→ **Dataset rows**
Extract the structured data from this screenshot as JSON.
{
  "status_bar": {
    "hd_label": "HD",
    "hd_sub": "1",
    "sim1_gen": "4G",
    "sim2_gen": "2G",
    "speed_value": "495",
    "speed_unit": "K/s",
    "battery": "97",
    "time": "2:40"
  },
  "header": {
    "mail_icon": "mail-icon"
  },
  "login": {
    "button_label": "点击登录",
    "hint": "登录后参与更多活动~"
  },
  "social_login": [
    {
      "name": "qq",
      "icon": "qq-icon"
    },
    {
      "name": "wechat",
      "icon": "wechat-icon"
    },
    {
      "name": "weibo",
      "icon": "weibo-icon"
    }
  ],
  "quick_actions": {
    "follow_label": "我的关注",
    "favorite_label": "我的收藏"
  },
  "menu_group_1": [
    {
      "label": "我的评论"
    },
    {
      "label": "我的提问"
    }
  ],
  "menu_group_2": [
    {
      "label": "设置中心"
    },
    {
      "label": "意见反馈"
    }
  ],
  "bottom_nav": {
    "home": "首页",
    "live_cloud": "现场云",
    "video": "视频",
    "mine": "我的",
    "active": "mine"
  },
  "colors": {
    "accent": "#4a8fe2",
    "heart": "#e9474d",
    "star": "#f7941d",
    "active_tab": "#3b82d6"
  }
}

→ **Given instruction**
Return all of the above records exactly, leaving no line out.

→ **Response**
Extract the structured data from this screenshot as JSON.
{
  "status_bar": {
    "hd_label": "HD",
    "hd_sub": "1",
    "sim1_gen": "4G",
    "sim2_gen": "2G",
    "speed_value": "495",
    "speed_unit": "K/s",
    "battery": "97",
    "time": "2:40"
  },
  "header": {
    "mail_icon": "mail-icon"
  },
  "login": {
    "button_label": "点击登录",
    "hint": "登录后参与更多活动~"
  },
  "social_login": [
    {
      "name": "qq",
      "icon": "qq-icon"
    },
    {
      "name": "wechat",
      "icon": "wechat-icon"
    },
    {
      "name": "weibo",
      "icon": "weibo-icon"
    }
  ],
  "quick_actions": {
    "follow_label": "我的关注",
    "favorite_label": "我的收藏"
  },
  "menu_group_1": [
    {
      "label": "我的评论"
    },
    {
      "label": "我的提问"
    }
  ],
  "menu_group_2": [
    {
      "label": "设置中心"
    },
    {
      "label": "意见反馈"
    }
  ],
  "bottom_nav": {
    "home": "首页",
    "live_cloud": "现场云",
    "video": "视频",
    "mine": "我的",
    "active": "mine"
  },
  "colors": {
    "accent": "#4a8fe2",
    "heart": "#e9474d",
    "star": "#f7941d",
    "active_tab": "#3b82d6"
  }
}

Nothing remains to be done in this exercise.